▶ INFORMATION PROVIDED

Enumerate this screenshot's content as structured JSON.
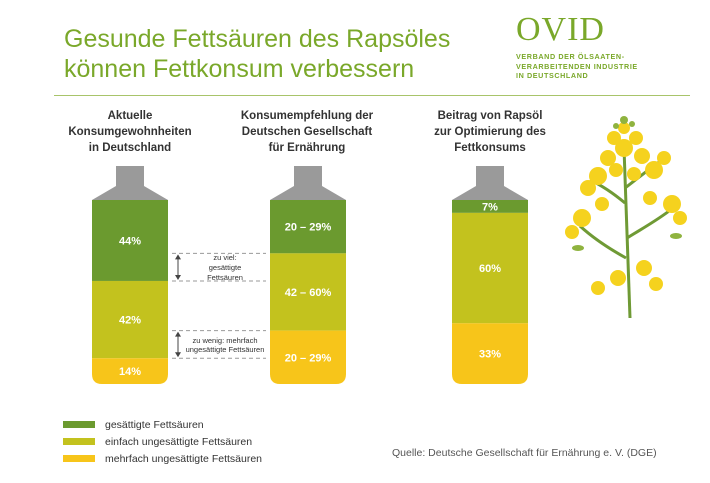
{
  "title": {
    "line1": "Gesunde Fettsäuren des Rapsöles",
    "line2": "können Fettkonsum verbessern"
  },
  "logo": {
    "word": "OVID",
    "sub1": "VERBAND DER ÖLSAATEN-",
    "sub2": "VERARBEITENDEN INDUSTRIE",
    "sub3": "IN DEUTSCHLAND"
  },
  "colors": {
    "saturated": "#6b9a2f",
    "mono": "#c3c21e",
    "poly": "#f7c51a",
    "cap": "#9a9a9a",
    "title": "#7aa82a"
  },
  "chart_data": {
    "type": "bar",
    "stacked": true,
    "categories": [
      "Aktuelle Konsumgewohnheiten in Deutschland",
      "Konsumempfehlung der Deutschen Gesellschaft für Ernährung",
      "Beitrag von Rapsöl zur Optimierung des Fettkonsums"
    ],
    "category_lines": [
      [
        "Aktuelle",
        "Konsumgewohnheiten",
        "in Deutschland"
      ],
      [
        "Konsumempfehlung der",
        "Deutschen Gesellschaft",
        "für Ernährung"
      ],
      [
        "Beitrag von Rapsöl",
        "zur Optimierung des",
        "Fettkonsums"
      ]
    ],
    "series": [
      {
        "name": "gesättigte Fettsäuren",
        "values": [
          44,
          29,
          7
        ],
        "labels": [
          "44%",
          "20 – 29%",
          "7%"
        ]
      },
      {
        "name": "einfach ungesättigte Fettsäuren",
        "values": [
          42,
          42,
          60
        ],
        "labels": [
          "42%",
          "42 – 60%",
          "60%"
        ]
      },
      {
        "name": "mehrfach ungesättigte Fettsäuren",
        "values": [
          14,
          29,
          33
        ],
        "labels": [
          "14%",
          "20 – 29%",
          "33%"
        ]
      }
    ],
    "annotations": [
      {
        "lines": [
          "zu viel:",
          "gesättigte",
          "Fettsäuren"
        ]
      },
      {
        "lines": [
          "zu wenig: mehrfach",
          "ungesättigte Fettsäuren"
        ]
      }
    ],
    "legend": "bottom-left"
  },
  "source": "Quelle: Deutsche Gesellschaft für Ernährung e. V. (DGE)"
}
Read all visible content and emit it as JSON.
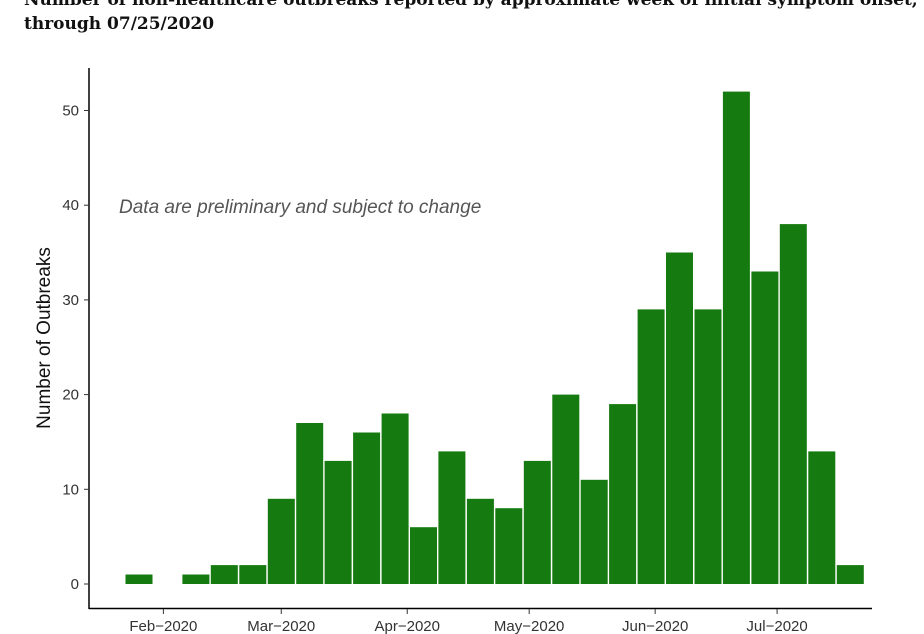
{
  "chart_data": {
    "type": "bar",
    "title_line1": "Number of non-healthcare outbreaks reported by approximate week of initial symptom onset,",
    "title_line2": "through 07/25/2020",
    "ylabel": "Number of Outbreaks",
    "xlabel": "",
    "annotation": "Data are preliminary and subject to change",
    "ylim": [
      0,
      55
    ],
    "yticks": [
      0,
      10,
      20,
      30,
      40,
      50
    ],
    "x_tick_labels": [
      "Feb−2020",
      "Mar−2020",
      "Apr−2020",
      "May−2020",
      "Jun−2020",
      "Jul−2020"
    ],
    "x_tick_dates": [
      "2020-02-01",
      "2020-03-01",
      "2020-04-01",
      "2020-05-01",
      "2020-06-01",
      "2020-07-01"
    ],
    "bar_color": "#157a0f",
    "bars": [
      {
        "week": "2020-01-26",
        "value": 1
      },
      {
        "week": "2020-02-02",
        "value": 0
      },
      {
        "week": "2020-02-09",
        "value": 1
      },
      {
        "week": "2020-02-16",
        "value": 2
      },
      {
        "week": "2020-02-23",
        "value": 2
      },
      {
        "week": "2020-03-01",
        "value": 9
      },
      {
        "week": "2020-03-08",
        "value": 17
      },
      {
        "week": "2020-03-15",
        "value": 13
      },
      {
        "week": "2020-03-22",
        "value": 16
      },
      {
        "week": "2020-03-29",
        "value": 18
      },
      {
        "week": "2020-04-05",
        "value": 6
      },
      {
        "week": "2020-04-12",
        "value": 14
      },
      {
        "week": "2020-04-19",
        "value": 9
      },
      {
        "week": "2020-04-26",
        "value": 8
      },
      {
        "week": "2020-05-03",
        "value": 13
      },
      {
        "week": "2020-05-10",
        "value": 20
      },
      {
        "week": "2020-05-17",
        "value": 11
      },
      {
        "week": "2020-05-24",
        "value": 19
      },
      {
        "week": "2020-05-31",
        "value": 29
      },
      {
        "week": "2020-06-07",
        "value": 35
      },
      {
        "week": "2020-06-14",
        "value": 29
      },
      {
        "week": "2020-06-21",
        "value": 52
      },
      {
        "week": "2020-06-28",
        "value": 33
      },
      {
        "week": "2020-07-05",
        "value": 38
      },
      {
        "week": "2020-07-12",
        "value": 14
      },
      {
        "week": "2020-07-19",
        "value": 2
      }
    ]
  }
}
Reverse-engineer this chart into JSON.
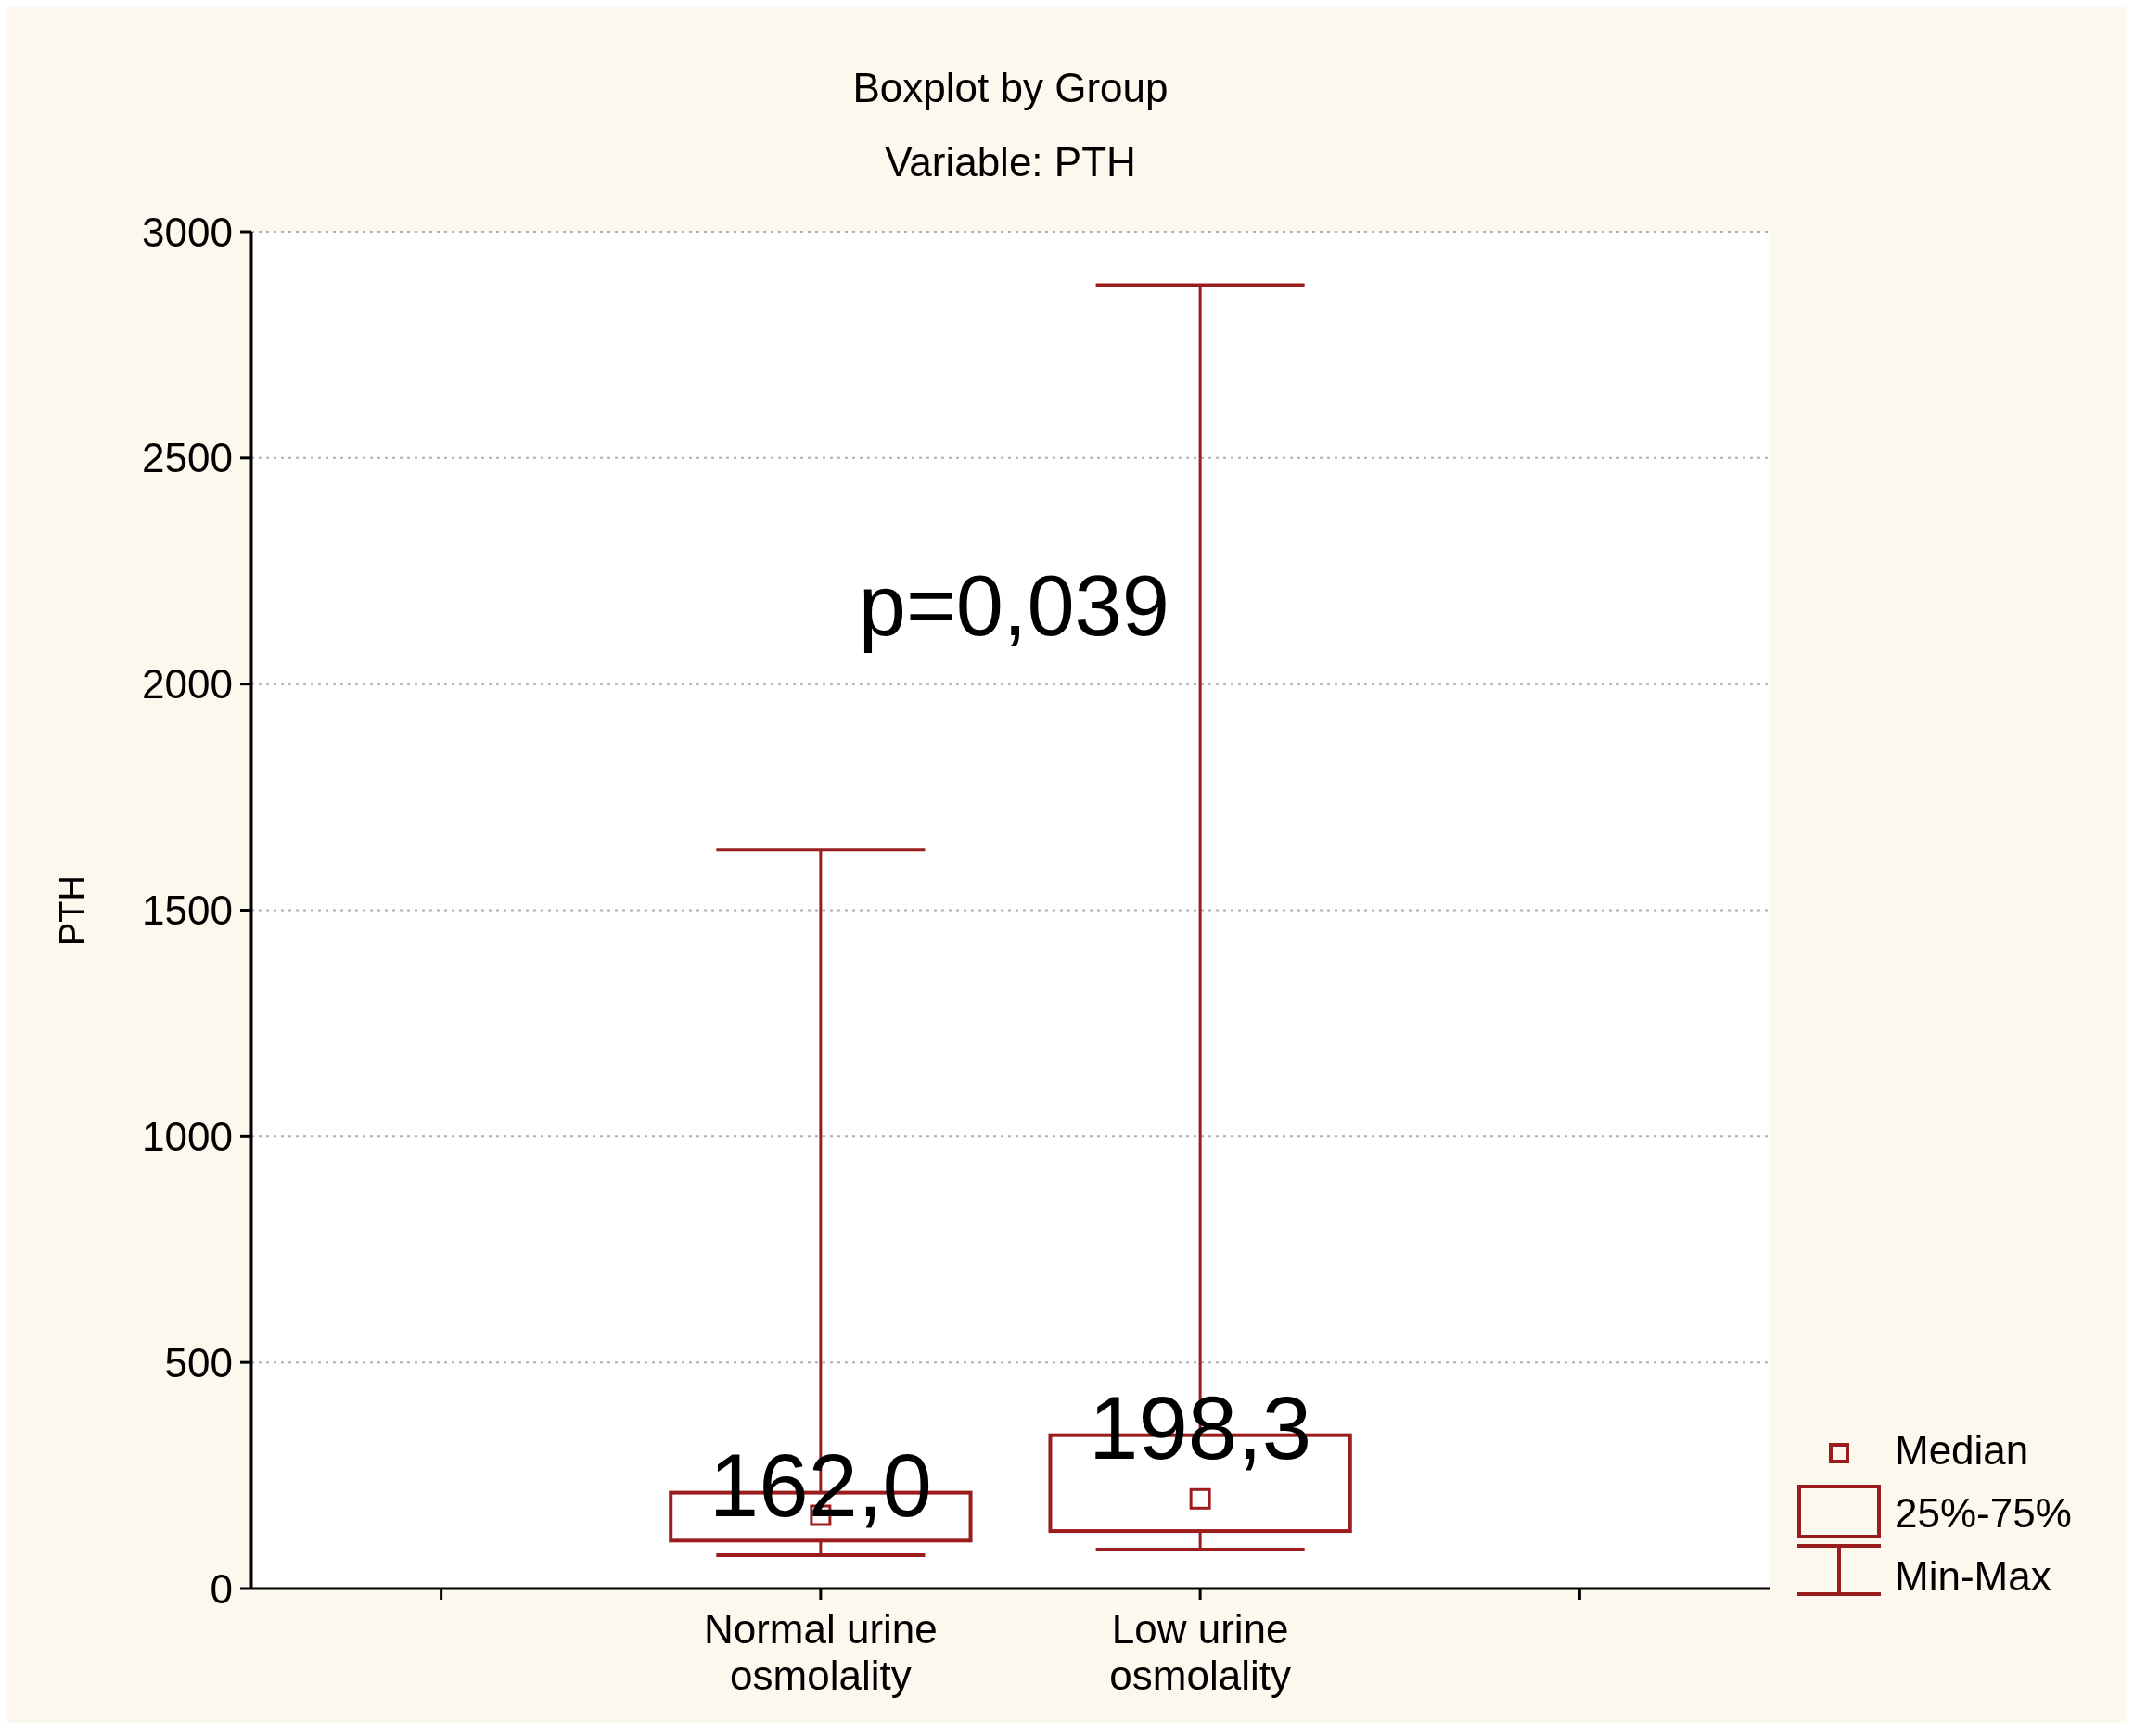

▶ EXERCISE
Word for word, quote the full listing, omitting every picture.

▶ SOLUTION TO THE PROBLEM
Enumerate this screenshot's content as structured JSON.
{
  "title": {
    "line1": "Gesunde Fettsäuren des Rapsöles",
    "line2": "können Fettkonsum verbessern"
  },
  "logo": {
    "word": "OVID",
    "sub1": "VERBAND DER ÖLSAATEN-",
    "sub2": "VERARBEITENDEN INDUSTRIE",
    "sub3": "IN DEUTSCHLAND"
  },
  "colors": {
    "saturated": "#6b9a2f",
    "mono": "#c3c21e",
    "poly": "#f7c51a",
    "cap": "#9a9a9a",
    "title": "#7aa82a"
  },
  "chart_data": {
    "type": "bar",
    "stacked": true,
    "categories": [
      "Aktuelle Konsumgewohnheiten in Deutschland",
      "Konsumempfehlung der Deutschen Gesellschaft für Ernährung",
      "Beitrag von Rapsöl zur Optimierung des Fettkonsums"
    ],
    "category_lines": [
      [
        "Aktuelle",
        "Konsumgewohnheiten",
        "in Deutschland"
      ],
      [
        "Konsumempfehlung der",
        "Deutschen Gesellschaft",
        "für Ernährung"
      ],
      [
        "Beitrag von Rapsöl",
        "zur Optimierung des",
        "Fettkonsums"
      ]
    ],
    "series": [
      {
        "name": "gesättigte Fettsäuren",
        "values": [
          44,
          29,
          7
        ],
        "labels": [
          "44%",
          "20 – 29%",
          "7%"
        ]
      },
      {
        "name": "einfach ungesättigte Fettsäuren",
        "values": [
          42,
          42,
          60
        ],
        "labels": [
          "42%",
          "42 – 60%",
          "60%"
        ]
      },
      {
        "name": "mehrfach ungesättigte Fettsäuren",
        "values": [
          14,
          29,
          33
        ],
        "labels": [
          "14%",
          "20 – 29%",
          "33%"
        ]
      }
    ],
    "annotations": [
      {
        "lines": [
          "zu viel:",
          "gesättigte",
          "Fettsäuren"
        ]
      },
      {
        "lines": [
          "zu wenig: mehrfach",
          "ungesättigte Fettsäuren"
        ]
      }
    ],
    "legend": "bottom-left"
  },
  "source": "Quelle: Deutsche Gesellschaft für Ernährung e. V. (DGE)"
}
Read all visible content and emit it as JSON.
{
  "chart_data": {
    "type": "bar",
    "title_line1": "Number of non-healthcare outbreaks reported by approximate week of initial symptom onset,",
    "title_line2": "through 07/25/2020",
    "ylabel": "Number of Outbreaks",
    "xlabel": "",
    "annotation": "Data are preliminary and subject to change",
    "ylim": [
      0,
      55
    ],
    "yticks": [
      0,
      10,
      20,
      30,
      40,
      50
    ],
    "x_tick_labels": [
      "Feb−2020",
      "Mar−2020",
      "Apr−2020",
      "May−2020",
      "Jun−2020",
      "Jul−2020"
    ],
    "x_tick_dates": [
      "2020-02-01",
      "2020-03-01",
      "2020-04-01",
      "2020-05-01",
      "2020-06-01",
      "2020-07-01"
    ],
    "bar_color": "#157a0f",
    "bars": [
      {
        "week": "2020-01-26",
        "value": 1
      },
      {
        "week": "2020-02-02",
        "value": 0
      },
      {
        "week": "2020-02-09",
        "value": 1
      },
      {
        "week": "2020-02-16",
        "value": 2
      },
      {
        "week": "2020-02-23",
        "value": 2
      },
      {
        "week": "2020-03-01",
        "value": 9
      },
      {
        "week": "2020-03-08",
        "value": 17
      },
      {
        "week": "2020-03-15",
        "value": 13
      },
      {
        "week": "2020-03-22",
        "value": 16
      },
      {
        "week": "2020-03-29",
        "value": 18
      },
      {
        "week": "2020-04-05",
        "value": 6
      },
      {
        "week": "2020-04-12",
        "value": 14
      },
      {
        "week": "2020-04-19",
        "value": 9
      },
      {
        "week": "2020-04-26",
        "value": 8
      },
      {
        "week": "2020-05-03",
        "value": 13
      },
      {
        "week": "2020-05-10",
        "value": 20
      },
      {
        "week": "2020-05-17",
        "value": 11
      },
      {
        "week": "2020-05-24",
        "value": 19
      },
      {
        "week": "2020-05-31",
        "value": 29
      },
      {
        "week": "2020-06-07",
        "value": 35
      },
      {
        "week": "2020-06-14",
        "value": 29
      },
      {
        "week": "2020-06-21",
        "value": 52
      },
      {
        "week": "2020-06-28",
        "value": 33
      },
      {
        "week": "2020-07-05",
        "value": 38
      },
      {
        "week": "2020-07-12",
        "value": 14
      },
      {
        "week": "2020-07-19",
        "value": 2
      }
    ]
  }
}
Reverse-engineer this chart into JSON.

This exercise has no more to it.